Exercise aim -
Your task is to repeat the lines below exactly, excluding any pictures they contain.

A run of records -
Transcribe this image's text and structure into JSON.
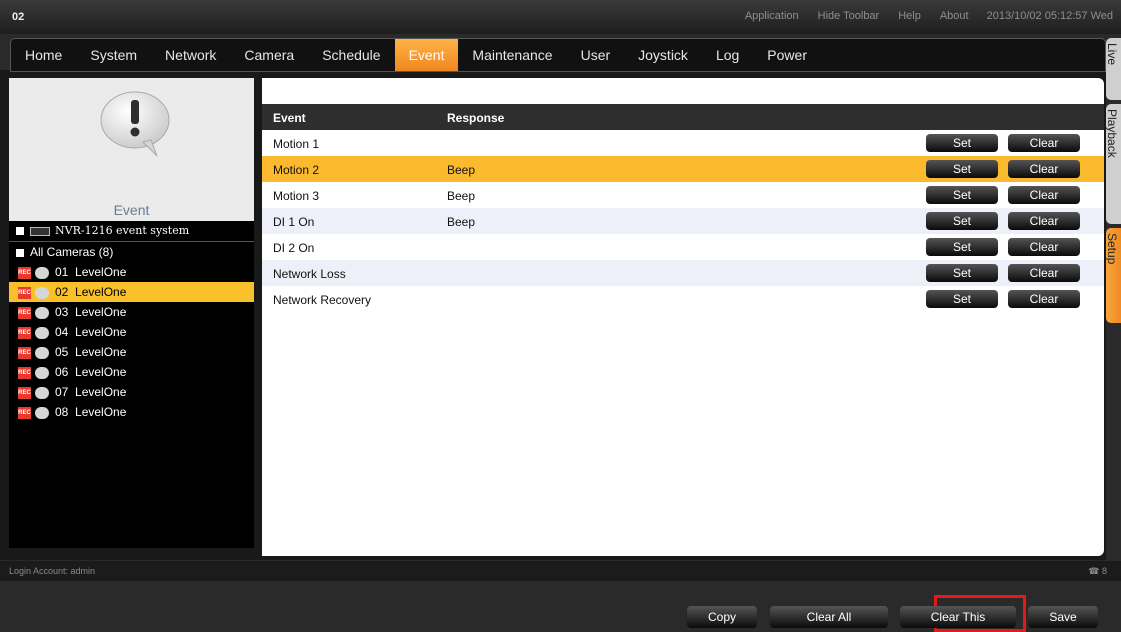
{
  "window": {
    "title": "02"
  },
  "topmenu": {
    "application": "Application",
    "hide_toolbar": "Hide Toolbar",
    "help": "Help",
    "about": "About",
    "clock": "2013/10/02 05:12:57 Wed"
  },
  "nav": {
    "items": [
      "Home",
      "System",
      "Network",
      "Camera",
      "Schedule",
      "Event",
      "Maintenance",
      "User",
      "Joystick",
      "Log",
      "Power"
    ],
    "active": "Event"
  },
  "sidebar": {
    "title": "Event",
    "system_label": "NVR-1216 event system",
    "group_label": "All Cameras (8)",
    "rec_badge": "REC",
    "cameras": [
      {
        "num": "01",
        "name": "LevelOne"
      },
      {
        "num": "02",
        "name": "LevelOne"
      },
      {
        "num": "03",
        "name": "LevelOne"
      },
      {
        "num": "04",
        "name": "LevelOne"
      },
      {
        "num": "05",
        "name": "LevelOne"
      },
      {
        "num": "06",
        "name": "LevelOne"
      },
      {
        "num": "07",
        "name": "LevelOne"
      },
      {
        "num": "08",
        "name": "LevelOne"
      }
    ],
    "selected_camera": "02"
  },
  "table": {
    "headers": {
      "event": "Event",
      "response": "Response"
    },
    "set_label": "Set",
    "clear_label": "Clear",
    "rows": [
      {
        "event": "Motion 1",
        "response": ""
      },
      {
        "event": "Motion 2",
        "response": "Beep"
      },
      {
        "event": "Motion 3",
        "response": "Beep"
      },
      {
        "event": "DI 1 On",
        "response": "Beep"
      },
      {
        "event": "DI 2 On",
        "response": ""
      },
      {
        "event": "Network Loss",
        "response": ""
      },
      {
        "event": "Network Recovery",
        "response": ""
      }
    ],
    "selected_row": "Motion 2"
  },
  "actions": {
    "copy": "Copy",
    "clear_all": "Clear All",
    "clear_this": "Clear This",
    "save": "Save"
  },
  "side_tabs": {
    "live": "Live",
    "playback": "Playback",
    "setup": "Setup",
    "active": "Setup"
  },
  "status": {
    "login": "Login Account: admin",
    "user_count": "8"
  },
  "colors": {
    "accent": "#f7a53c",
    "selected_row": "#fbb92d",
    "highlight_box": "#e41a1a"
  }
}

Finished task -
Transcribe this image's text and structure into JSON.
{
  "window": {
    "title": "02"
  },
  "topmenu": {
    "application": "Application",
    "hide_toolbar": "Hide Toolbar",
    "help": "Help",
    "about": "About",
    "clock": "2013/10/02 05:12:57 Wed"
  },
  "nav": {
    "items": [
      "Home",
      "System",
      "Network",
      "Camera",
      "Schedule",
      "Event",
      "Maintenance",
      "User",
      "Joystick",
      "Log",
      "Power"
    ],
    "active": "Event"
  },
  "sidebar": {
    "title": "Event",
    "system_label": "NVR-1216 event system",
    "group_label": "All Cameras (8)",
    "rec_badge": "REC",
    "cameras": [
      {
        "num": "01",
        "name": "LevelOne"
      },
      {
        "num": "02",
        "name": "LevelOne"
      },
      {
        "num": "03",
        "name": "LevelOne"
      },
      {
        "num": "04",
        "name": "LevelOne"
      },
      {
        "num": "05",
        "name": "LevelOne"
      },
      {
        "num": "06",
        "name": "LevelOne"
      },
      {
        "num": "07",
        "name": "LevelOne"
      },
      {
        "num": "08",
        "name": "LevelOne"
      }
    ],
    "selected_camera": "02"
  },
  "table": {
    "headers": {
      "event": "Event",
      "response": "Response"
    },
    "set_label": "Set",
    "clear_label": "Clear",
    "rows": [
      {
        "event": "Motion 1",
        "response": ""
      },
      {
        "event": "Motion 2",
        "response": "Beep"
      },
      {
        "event": "Motion 3",
        "response": "Beep"
      },
      {
        "event": "DI 1 On",
        "response": "Beep"
      },
      {
        "event": "DI 2 On",
        "response": ""
      },
      {
        "event": "Network Loss",
        "response": ""
      },
      {
        "event": "Network Recovery",
        "response": ""
      }
    ],
    "selected_row": "Motion 2"
  },
  "actions": {
    "copy": "Copy",
    "clear_all": "Clear All",
    "clear_this": "Clear This",
    "save": "Save"
  },
  "side_tabs": {
    "live": "Live",
    "playback": "Playback",
    "setup": "Setup",
    "active": "Setup"
  },
  "status": {
    "login": "Login Account: admin",
    "user_count": "8"
  },
  "colors": {
    "accent": "#f7a53c",
    "selected_row": "#fbb92d",
    "highlight_box": "#e41a1a"
  }
}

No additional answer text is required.